• _Work instructions_
Search the records for "name" and copy each line that holds it.

Collection entries:
<<<<
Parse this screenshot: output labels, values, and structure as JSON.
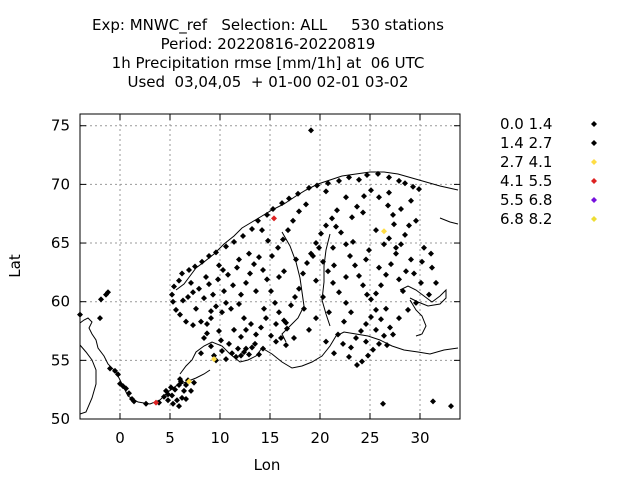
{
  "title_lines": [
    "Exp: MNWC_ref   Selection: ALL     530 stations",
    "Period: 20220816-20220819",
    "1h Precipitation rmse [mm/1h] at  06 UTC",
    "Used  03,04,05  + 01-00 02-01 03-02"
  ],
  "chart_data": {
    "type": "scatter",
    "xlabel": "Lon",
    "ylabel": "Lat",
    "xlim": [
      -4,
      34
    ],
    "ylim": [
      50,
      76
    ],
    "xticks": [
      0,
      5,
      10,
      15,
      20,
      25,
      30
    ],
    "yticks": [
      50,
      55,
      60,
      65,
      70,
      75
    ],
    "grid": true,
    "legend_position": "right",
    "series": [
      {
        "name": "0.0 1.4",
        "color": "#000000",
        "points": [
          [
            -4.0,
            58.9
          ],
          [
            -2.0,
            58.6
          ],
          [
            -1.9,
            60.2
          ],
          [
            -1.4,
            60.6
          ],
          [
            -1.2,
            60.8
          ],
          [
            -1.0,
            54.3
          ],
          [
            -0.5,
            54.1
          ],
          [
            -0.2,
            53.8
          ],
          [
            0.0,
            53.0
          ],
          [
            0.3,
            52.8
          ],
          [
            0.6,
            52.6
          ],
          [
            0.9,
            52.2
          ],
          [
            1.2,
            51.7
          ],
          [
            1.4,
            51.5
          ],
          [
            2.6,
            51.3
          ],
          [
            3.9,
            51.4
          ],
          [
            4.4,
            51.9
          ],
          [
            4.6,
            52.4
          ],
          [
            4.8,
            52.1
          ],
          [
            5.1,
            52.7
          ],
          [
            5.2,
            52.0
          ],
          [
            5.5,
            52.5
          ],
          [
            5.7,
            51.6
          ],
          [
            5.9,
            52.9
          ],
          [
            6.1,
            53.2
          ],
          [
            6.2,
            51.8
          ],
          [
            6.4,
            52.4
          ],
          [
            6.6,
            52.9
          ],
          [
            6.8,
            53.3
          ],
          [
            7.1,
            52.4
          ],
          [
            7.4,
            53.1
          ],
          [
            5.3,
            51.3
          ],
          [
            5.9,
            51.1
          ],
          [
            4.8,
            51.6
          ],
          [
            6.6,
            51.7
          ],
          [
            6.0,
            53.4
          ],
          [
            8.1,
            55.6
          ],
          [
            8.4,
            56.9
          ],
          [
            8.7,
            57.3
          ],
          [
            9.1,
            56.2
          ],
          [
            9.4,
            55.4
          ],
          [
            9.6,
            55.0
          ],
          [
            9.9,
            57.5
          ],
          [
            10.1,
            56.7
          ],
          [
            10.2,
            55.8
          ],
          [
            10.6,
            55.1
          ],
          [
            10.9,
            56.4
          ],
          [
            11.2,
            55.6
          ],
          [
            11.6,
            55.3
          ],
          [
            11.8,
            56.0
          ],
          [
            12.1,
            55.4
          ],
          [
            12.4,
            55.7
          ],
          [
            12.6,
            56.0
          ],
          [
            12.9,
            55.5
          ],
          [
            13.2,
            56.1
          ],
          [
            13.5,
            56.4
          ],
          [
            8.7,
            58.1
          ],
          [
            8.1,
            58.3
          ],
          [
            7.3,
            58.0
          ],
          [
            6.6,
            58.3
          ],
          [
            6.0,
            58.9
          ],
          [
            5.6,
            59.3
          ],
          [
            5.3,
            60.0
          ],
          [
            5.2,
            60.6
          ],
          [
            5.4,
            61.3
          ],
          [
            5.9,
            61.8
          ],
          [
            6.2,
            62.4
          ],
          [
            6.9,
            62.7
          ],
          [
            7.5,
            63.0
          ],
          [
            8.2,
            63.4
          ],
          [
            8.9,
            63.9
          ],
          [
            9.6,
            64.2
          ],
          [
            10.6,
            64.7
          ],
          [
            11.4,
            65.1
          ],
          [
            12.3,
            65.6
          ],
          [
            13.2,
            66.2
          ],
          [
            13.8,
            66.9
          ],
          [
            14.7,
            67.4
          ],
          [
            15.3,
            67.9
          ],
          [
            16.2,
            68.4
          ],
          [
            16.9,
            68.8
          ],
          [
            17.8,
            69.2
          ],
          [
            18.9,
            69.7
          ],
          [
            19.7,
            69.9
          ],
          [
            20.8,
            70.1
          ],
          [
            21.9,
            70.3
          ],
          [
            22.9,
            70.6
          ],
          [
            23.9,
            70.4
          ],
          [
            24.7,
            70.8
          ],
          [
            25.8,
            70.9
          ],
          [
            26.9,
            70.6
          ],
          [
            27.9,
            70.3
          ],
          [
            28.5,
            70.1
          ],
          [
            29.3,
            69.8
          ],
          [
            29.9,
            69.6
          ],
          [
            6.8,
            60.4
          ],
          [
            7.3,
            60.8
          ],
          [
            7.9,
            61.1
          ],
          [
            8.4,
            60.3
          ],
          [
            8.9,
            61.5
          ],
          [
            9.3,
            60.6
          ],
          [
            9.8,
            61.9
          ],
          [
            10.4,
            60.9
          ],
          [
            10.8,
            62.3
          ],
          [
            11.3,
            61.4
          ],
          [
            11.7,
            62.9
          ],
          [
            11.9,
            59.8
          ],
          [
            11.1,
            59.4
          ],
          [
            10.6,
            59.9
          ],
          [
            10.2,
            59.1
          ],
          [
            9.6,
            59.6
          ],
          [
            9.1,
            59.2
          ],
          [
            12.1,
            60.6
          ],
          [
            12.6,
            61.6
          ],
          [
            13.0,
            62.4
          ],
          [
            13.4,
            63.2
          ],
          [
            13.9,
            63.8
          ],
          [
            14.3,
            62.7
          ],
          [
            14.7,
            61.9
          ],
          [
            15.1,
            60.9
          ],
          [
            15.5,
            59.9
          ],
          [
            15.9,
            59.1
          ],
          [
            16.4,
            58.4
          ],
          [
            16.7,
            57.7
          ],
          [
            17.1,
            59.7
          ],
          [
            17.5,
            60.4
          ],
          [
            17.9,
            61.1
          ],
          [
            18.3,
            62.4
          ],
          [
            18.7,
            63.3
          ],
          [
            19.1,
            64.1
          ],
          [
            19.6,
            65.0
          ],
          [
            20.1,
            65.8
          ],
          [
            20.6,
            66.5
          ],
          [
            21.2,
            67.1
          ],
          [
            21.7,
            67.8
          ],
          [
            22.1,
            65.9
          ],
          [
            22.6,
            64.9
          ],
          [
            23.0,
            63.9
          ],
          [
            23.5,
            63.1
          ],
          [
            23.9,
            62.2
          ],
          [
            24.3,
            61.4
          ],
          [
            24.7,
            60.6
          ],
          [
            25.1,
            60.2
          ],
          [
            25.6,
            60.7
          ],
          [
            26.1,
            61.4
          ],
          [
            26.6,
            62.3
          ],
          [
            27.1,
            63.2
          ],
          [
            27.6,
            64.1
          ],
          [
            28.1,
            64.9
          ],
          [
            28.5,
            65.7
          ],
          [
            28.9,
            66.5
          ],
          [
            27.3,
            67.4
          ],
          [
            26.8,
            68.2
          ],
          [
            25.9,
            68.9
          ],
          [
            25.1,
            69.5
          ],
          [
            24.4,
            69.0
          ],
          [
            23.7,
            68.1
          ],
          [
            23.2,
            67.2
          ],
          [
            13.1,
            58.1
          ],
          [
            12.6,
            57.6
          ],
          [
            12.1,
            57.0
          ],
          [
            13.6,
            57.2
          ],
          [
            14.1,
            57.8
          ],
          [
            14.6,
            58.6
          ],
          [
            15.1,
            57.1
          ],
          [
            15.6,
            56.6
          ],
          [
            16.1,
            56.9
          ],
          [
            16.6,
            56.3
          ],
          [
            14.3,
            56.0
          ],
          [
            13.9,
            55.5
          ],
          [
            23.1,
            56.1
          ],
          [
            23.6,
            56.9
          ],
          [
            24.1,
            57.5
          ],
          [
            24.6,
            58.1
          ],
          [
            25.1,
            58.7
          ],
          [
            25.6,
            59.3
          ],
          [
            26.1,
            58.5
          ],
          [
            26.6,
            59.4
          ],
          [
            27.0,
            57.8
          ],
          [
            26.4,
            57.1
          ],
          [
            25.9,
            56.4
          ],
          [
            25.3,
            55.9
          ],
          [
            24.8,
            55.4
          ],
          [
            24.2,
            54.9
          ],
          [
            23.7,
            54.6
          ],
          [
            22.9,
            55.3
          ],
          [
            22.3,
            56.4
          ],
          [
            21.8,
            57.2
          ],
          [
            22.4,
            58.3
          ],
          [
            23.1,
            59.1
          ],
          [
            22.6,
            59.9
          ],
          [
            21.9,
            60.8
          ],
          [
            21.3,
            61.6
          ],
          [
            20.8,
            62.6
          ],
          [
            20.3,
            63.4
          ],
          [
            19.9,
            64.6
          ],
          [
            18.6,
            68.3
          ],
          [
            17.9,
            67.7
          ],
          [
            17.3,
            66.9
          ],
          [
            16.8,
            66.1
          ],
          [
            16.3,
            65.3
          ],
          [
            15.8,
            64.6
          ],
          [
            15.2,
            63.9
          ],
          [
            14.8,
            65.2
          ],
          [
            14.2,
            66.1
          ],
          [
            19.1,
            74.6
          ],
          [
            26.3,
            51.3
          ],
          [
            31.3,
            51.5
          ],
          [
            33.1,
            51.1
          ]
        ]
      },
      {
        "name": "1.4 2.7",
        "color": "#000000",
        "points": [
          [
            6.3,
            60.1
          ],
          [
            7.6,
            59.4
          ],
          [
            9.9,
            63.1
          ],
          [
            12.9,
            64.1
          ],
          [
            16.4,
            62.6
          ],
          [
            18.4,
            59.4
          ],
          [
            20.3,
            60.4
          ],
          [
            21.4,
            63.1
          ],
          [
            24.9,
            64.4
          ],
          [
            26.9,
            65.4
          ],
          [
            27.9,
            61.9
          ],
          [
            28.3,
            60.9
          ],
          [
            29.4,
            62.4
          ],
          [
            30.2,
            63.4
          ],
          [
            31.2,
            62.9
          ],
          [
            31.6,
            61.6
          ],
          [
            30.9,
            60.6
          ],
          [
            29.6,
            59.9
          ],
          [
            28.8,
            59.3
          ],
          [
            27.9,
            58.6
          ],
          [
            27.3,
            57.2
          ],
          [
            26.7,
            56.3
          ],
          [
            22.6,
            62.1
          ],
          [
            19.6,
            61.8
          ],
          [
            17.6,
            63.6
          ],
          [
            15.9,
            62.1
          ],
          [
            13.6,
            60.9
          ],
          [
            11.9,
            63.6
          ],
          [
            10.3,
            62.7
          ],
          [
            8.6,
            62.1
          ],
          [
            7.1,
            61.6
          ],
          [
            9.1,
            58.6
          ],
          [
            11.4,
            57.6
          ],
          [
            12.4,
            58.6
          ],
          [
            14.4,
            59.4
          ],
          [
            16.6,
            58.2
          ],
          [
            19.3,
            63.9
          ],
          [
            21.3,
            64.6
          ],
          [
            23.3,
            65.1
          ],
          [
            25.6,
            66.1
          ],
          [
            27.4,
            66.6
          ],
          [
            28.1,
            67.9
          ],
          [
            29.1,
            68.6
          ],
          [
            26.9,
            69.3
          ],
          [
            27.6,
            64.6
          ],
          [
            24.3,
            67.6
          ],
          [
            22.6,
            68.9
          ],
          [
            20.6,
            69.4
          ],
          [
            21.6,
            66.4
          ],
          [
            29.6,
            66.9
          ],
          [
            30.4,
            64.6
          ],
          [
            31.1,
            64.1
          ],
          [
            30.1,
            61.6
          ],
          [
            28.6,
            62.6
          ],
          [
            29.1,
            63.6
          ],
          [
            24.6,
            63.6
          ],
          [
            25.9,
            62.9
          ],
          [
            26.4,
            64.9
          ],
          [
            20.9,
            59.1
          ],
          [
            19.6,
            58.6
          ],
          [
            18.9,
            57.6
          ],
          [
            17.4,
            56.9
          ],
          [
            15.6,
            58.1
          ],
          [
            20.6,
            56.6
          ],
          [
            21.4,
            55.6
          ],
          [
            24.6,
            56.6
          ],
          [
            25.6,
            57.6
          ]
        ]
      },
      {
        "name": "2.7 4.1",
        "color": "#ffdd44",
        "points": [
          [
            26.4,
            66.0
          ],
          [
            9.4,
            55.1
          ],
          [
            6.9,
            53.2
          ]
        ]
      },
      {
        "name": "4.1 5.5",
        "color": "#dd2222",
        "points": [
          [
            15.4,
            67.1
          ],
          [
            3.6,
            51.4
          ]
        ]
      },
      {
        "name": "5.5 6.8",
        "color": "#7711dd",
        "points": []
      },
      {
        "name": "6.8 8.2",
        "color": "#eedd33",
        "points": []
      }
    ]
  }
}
>>>>
• _Exercise answer_
        "name": "0.0 1.4",
        "name": "1.4 2.7",
        "name": "2.7 4.1",
        "name": "4.1 5.5",
        "name": "5.5 6.8",
        "name": "6.8 8.2",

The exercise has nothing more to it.